> [Task brief]
Extract the complete listing and output it unchanged.

-- BEGIN Available data --

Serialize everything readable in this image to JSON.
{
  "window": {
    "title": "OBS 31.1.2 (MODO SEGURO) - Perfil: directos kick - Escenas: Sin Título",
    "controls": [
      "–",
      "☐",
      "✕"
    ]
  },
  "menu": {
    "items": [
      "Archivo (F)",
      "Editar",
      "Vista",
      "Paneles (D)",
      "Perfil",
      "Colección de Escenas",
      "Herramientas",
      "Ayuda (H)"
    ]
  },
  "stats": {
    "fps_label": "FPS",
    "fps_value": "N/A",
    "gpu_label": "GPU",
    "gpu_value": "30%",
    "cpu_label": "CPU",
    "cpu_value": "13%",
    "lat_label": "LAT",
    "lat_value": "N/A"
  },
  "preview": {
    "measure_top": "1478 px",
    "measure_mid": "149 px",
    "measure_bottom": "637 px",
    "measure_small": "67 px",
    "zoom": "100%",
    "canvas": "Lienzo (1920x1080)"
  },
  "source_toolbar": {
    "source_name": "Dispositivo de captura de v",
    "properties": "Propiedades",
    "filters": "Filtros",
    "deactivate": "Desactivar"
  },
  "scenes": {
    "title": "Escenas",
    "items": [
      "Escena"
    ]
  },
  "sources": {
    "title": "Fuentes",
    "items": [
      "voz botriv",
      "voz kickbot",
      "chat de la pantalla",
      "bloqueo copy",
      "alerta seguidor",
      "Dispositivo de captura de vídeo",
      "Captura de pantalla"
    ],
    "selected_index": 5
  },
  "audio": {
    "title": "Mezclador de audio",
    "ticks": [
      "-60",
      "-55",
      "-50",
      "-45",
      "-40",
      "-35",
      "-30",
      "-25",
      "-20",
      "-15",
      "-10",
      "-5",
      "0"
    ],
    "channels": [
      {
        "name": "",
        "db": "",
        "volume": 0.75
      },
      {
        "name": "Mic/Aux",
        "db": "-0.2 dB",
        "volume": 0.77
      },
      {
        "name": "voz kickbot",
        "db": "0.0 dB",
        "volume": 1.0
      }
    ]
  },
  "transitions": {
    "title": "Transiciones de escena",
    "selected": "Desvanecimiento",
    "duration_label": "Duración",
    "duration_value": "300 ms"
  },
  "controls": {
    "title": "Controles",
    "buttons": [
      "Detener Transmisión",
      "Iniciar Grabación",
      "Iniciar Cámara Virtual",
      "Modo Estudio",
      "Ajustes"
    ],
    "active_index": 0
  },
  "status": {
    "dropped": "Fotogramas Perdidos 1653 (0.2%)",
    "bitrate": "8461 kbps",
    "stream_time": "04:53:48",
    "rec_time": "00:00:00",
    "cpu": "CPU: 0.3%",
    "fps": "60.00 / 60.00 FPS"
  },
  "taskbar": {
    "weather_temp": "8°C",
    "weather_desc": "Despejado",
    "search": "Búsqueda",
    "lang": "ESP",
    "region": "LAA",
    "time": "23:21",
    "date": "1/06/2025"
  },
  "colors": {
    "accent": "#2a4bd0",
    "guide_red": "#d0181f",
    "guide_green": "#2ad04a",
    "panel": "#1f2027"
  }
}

-- END Available data --

> [Output for this exercise]
Serialize everything readable in this image to JSON.
{
  "window": {
    "title": "OBS 31.1.2 (MODO SEGURO) - Perfil: directos kick - Escenas: Sin Título",
    "controls": [
      "–",
      "☐",
      "✕"
    ]
  },
  "menu": {
    "items": [
      "Archivo (F)",
      "Editar",
      "Vista",
      "Paneles (D)",
      "Perfil",
      "Colección de Escenas",
      "Herramientas",
      "Ayuda (H)"
    ]
  },
  "stats": {
    "fps_label": "FPS",
    "fps_value": "N/A",
    "gpu_label": "GPU",
    "gpu_value": "30%",
    "cpu_label": "CPU",
    "cpu_value": "13%",
    "lat_label": "LAT",
    "lat_value": "N/A"
  },
  "preview": {
    "measure_top": "1478 px",
    "measure_mid": "149 px",
    "measure_bottom": "637 px",
    "measure_small": "67 px",
    "zoom": "100%",
    "canvas": "Lienzo (1920x1080)"
  },
  "source_toolbar": {
    "source_name": "Dispositivo de captura de v",
    "properties": "Propiedades",
    "filters": "Filtros",
    "deactivate": "Desactivar"
  },
  "scenes": {
    "title": "Escenas",
    "items": [
      "Escena"
    ]
  },
  "sources": {
    "title": "Fuentes",
    "items": [
      "voz botriv",
      "voz kickbot",
      "chat de la pantalla",
      "bloqueo copy",
      "alerta seguidor",
      "Dispositivo de captura de vídeo",
      "Captura de pantalla"
    ],
    "selected_index": 5
  },
  "audio": {
    "title": "Mezclador de audio",
    "ticks": [
      "-60",
      "-55",
      "-50",
      "-45",
      "-40",
      "-35",
      "-30",
      "-25",
      "-20",
      "-15",
      "-10",
      "-5",
      "0"
    ],
    "channels": [
      {
        "name": "",
        "db": "",
        "volume": 0.75
      },
      {
        "name": "Mic/Aux",
        "db": "-0.2 dB",
        "volume": 0.77
      },
      {
        "name": "voz kickbot",
        "db": "0.0 dB",
        "volume": 1.0
      }
    ]
  },
  "transitions": {
    "title": "Transiciones de escena",
    "selected": "Desvanecimiento",
    "duration_label": "Duración",
    "duration_value": "300 ms"
  },
  "controls": {
    "title": "Controles",
    "buttons": [
      "Detener Transmisión",
      "Iniciar Grabación",
      "Iniciar Cámara Virtual",
      "Modo Estudio",
      "Ajustes"
    ],
    "active_index": 0
  },
  "status": {
    "dropped": "Fotogramas Perdidos 1653 (0.2%)",
    "bitrate": "8461 kbps",
    "stream_time": "04:53:48",
    "rec_time": "00:00:00",
    "cpu": "CPU: 0.3%",
    "fps": "60.00 / 60.00 FPS"
  },
  "taskbar": {
    "weather_temp": "8°C",
    "weather_desc": "Despejado",
    "search": "Búsqueda",
    "lang": "ESP",
    "region": "LAA",
    "time": "23:21",
    "date": "1/06/2025"
  },
  "colors": {
    "accent": "#2a4bd0",
    "guide_red": "#d0181f",
    "guide_green": "#2ad04a",
    "panel": "#1f2027"
  }
}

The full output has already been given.